HomeRoast Digest


Topic: Adjustable popcorn popper (38 msgs / 775 lines)
1) From: will mehls
Hey,
   Has anyone else who roasts with a popcorn popper
tried making it adjustable to better control the
roasts?
   I have been roasting for a few months with my
popper with mixed results.  I brought in some of my
roasted beans to the coffee roaster who i have bought
green ones from and he said he thought the roasts were
going too quickly, and the outsides of the beans were
far more roasted than the inside sections.  He
suggested i try to increase the length of my roasts.
   I experimented some with fans blowing on the
roaster and taking the lid off the roaster, but the
beans were still roasting quite quickly.  Most
recently i took a dimmer switch, normally used for a
lighting fixture, and hooked the popper up to it.  I
have only tried it once but it seemed to work great!
   Has anybody else altered their poppers like this,
or have any other good suggestions for controlling the
roast in a popper?
Thanks,
Will Mehls
Cheap talk?
Check out Yahoo! Messenger's low PC-to-Phone call rates.http://voice.yahoo.com

2) From: Tim TenClay
Will..

──────────

**Requests**
a) Answer these questions about the HomeRoast digest:
(i) How many messages does the adjustable popcorn popper topic contain?
(ii) What did the coffee roaster suggest Will try?
(iii) What did Will most recently hook his popper up to?
b) Repeat the HomeRoast digest word for word, from "Has anybody else" to "Cheap talk?", inclusive.
c) Go on with the HomeRoast digest from the point where it stops.

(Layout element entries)
──────────

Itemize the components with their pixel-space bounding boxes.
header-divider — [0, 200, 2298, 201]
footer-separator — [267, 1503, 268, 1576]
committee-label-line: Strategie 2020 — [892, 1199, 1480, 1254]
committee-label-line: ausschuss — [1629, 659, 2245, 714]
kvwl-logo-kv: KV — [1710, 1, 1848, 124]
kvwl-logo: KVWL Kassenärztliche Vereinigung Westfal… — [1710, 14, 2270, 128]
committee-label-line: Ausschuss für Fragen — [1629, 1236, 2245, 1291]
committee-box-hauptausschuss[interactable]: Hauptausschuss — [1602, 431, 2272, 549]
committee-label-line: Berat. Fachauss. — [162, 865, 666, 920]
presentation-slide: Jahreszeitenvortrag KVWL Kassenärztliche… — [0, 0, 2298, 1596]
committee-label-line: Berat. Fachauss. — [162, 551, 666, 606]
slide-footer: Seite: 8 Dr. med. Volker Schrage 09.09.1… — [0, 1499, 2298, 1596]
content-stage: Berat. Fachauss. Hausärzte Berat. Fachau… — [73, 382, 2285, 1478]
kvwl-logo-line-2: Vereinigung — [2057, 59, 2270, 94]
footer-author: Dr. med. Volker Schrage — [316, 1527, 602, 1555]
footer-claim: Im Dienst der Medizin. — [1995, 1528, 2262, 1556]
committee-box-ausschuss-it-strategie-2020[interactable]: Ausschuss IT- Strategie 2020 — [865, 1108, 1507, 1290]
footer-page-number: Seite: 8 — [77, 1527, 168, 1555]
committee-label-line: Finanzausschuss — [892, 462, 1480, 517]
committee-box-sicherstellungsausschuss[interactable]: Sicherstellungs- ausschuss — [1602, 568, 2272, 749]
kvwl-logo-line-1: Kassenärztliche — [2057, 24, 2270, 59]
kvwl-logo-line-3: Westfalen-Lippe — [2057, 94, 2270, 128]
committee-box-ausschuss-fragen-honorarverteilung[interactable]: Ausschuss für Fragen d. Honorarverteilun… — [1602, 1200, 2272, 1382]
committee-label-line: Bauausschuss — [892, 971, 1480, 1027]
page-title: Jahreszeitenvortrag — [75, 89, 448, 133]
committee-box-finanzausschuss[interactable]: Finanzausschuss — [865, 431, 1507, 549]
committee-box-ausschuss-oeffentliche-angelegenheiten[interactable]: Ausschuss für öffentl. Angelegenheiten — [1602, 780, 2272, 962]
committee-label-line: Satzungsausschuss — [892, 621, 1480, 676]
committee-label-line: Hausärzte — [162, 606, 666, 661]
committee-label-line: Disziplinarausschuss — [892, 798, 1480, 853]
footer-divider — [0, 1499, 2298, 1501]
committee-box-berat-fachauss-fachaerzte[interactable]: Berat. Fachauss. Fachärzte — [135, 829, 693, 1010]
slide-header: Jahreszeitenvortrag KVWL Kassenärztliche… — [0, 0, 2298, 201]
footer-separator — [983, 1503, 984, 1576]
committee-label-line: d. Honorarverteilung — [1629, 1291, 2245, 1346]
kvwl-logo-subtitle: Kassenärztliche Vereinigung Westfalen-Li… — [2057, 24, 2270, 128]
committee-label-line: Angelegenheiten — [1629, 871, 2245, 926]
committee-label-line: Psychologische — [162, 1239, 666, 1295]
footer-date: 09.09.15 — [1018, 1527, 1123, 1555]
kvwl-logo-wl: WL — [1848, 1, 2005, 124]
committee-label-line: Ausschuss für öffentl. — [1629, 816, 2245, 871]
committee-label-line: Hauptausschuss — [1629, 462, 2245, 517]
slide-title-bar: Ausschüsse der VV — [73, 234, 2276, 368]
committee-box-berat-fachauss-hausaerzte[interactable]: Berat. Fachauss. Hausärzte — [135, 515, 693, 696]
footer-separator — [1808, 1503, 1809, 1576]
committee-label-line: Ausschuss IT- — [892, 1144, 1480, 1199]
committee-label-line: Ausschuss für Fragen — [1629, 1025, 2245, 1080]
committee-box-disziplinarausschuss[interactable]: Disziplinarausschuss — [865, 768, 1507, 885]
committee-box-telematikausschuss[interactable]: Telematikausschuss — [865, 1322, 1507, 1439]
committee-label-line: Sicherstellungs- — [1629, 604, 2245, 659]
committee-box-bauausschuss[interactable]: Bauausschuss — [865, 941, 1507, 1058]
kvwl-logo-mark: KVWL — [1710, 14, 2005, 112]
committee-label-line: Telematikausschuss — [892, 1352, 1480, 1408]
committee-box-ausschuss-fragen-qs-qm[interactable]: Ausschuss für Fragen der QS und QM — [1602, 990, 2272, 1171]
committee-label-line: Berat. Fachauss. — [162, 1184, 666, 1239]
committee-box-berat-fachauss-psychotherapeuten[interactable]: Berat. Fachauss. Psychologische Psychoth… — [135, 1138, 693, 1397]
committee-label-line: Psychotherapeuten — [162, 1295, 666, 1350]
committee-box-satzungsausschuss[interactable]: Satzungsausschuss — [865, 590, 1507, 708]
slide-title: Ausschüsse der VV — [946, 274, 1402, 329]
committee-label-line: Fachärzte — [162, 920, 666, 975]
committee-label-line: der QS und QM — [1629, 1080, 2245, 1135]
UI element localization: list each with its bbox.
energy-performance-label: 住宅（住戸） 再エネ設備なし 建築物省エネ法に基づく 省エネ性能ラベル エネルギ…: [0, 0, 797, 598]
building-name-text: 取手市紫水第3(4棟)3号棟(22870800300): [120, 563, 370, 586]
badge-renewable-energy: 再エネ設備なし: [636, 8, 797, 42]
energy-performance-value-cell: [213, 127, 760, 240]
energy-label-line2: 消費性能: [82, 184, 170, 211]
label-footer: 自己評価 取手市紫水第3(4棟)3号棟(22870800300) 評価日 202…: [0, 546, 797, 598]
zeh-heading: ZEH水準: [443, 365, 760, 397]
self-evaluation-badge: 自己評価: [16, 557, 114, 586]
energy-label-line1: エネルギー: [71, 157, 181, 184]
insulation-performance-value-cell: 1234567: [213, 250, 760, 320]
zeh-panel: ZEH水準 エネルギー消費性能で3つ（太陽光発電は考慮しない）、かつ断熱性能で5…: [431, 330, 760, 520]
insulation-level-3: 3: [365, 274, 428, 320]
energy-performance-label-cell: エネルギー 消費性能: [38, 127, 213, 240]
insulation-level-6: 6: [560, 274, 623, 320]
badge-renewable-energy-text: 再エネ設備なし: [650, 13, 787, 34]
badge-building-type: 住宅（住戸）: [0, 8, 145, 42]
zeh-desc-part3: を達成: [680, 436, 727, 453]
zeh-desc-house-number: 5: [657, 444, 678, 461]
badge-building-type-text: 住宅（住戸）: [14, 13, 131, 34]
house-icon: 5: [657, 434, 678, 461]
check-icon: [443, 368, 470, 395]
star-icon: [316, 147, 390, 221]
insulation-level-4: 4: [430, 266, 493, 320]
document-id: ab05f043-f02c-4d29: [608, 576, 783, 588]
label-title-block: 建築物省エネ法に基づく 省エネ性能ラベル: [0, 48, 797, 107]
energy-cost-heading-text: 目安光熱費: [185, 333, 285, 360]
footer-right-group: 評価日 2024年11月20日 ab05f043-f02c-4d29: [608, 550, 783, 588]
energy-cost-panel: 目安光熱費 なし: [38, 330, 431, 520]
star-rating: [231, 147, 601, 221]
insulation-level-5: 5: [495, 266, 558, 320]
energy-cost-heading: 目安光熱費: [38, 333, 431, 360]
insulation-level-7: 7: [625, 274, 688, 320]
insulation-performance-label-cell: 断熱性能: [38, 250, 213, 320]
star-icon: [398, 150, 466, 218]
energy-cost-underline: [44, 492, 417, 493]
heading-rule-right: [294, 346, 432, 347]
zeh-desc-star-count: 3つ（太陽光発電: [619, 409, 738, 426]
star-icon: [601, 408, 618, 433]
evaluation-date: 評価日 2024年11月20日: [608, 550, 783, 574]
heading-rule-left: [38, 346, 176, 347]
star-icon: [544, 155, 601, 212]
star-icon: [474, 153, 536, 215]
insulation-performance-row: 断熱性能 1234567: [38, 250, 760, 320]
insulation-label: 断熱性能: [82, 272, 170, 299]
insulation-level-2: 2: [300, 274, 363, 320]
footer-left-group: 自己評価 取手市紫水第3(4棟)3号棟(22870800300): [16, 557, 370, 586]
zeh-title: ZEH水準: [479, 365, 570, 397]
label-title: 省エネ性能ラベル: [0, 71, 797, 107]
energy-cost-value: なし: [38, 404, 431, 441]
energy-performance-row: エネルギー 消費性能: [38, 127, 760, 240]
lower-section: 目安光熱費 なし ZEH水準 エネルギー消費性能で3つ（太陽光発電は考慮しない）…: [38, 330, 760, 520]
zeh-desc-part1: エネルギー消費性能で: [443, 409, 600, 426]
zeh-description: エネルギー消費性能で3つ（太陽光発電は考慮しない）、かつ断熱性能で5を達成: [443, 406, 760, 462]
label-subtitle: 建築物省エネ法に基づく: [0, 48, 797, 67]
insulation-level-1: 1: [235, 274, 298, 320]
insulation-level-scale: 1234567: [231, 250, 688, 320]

──────────

**Answers below**
a)
(i) 38 messages.
(ii) Increasing the length of his roasts.
(iii) A dimmer switch, normally used for a lighting fixture.

b)
Has anybody else altered their poppers like this,
or have any other good suggestions for controlling the
roast in a popper?
Thanks,
Will Mehls
Cheap talk?

c)
That is the biggest problem with a popper - I roasted with a popper
for 2 years.  People around the list tend to recommend putting a
couple of extension chords between the plugin and the popper -- that
will slow down your roast a little.  For me, it still wasn't enough.
I tended to dump the beans out of the popper at 1 minute intervals
(which had the effect of cooling them a little).  I'd roast until I
started first crack, then dump the beans out for 30 seconds, roast for
60, dump out for 30, etc. until the roast reached where I wanted
it....that usually slowed the roast down to about 10 mintues (or a
little less).
You'll want to be careful with the dimmer switch - most dimmer
switches aren't rated for the kind of wattage that most poppers draw.
You can get industrial ones, but then you might as well purchase a
variac (the industrial dimmers are REALLY expensive).
Hope that helps.
Grace and Peace,
  `tim
On 11/28/06, will mehls  wrote:
<Snip>
-- 
The content of this e-mail may be private or of confidential nature.
Do not forward without permission of the original author.
--
Rev. Tim TenClay, IAPC, NATA #253
Dunningville Reformed Church (www.dunningville.org)
Personal Blog:http://www.tenclay.org/blog

3) From: Scjgb3
http://members.cox.net/felixdial/popper.mods.shtml_
http://members.cox.net/felixdial/popper.mods.shtml)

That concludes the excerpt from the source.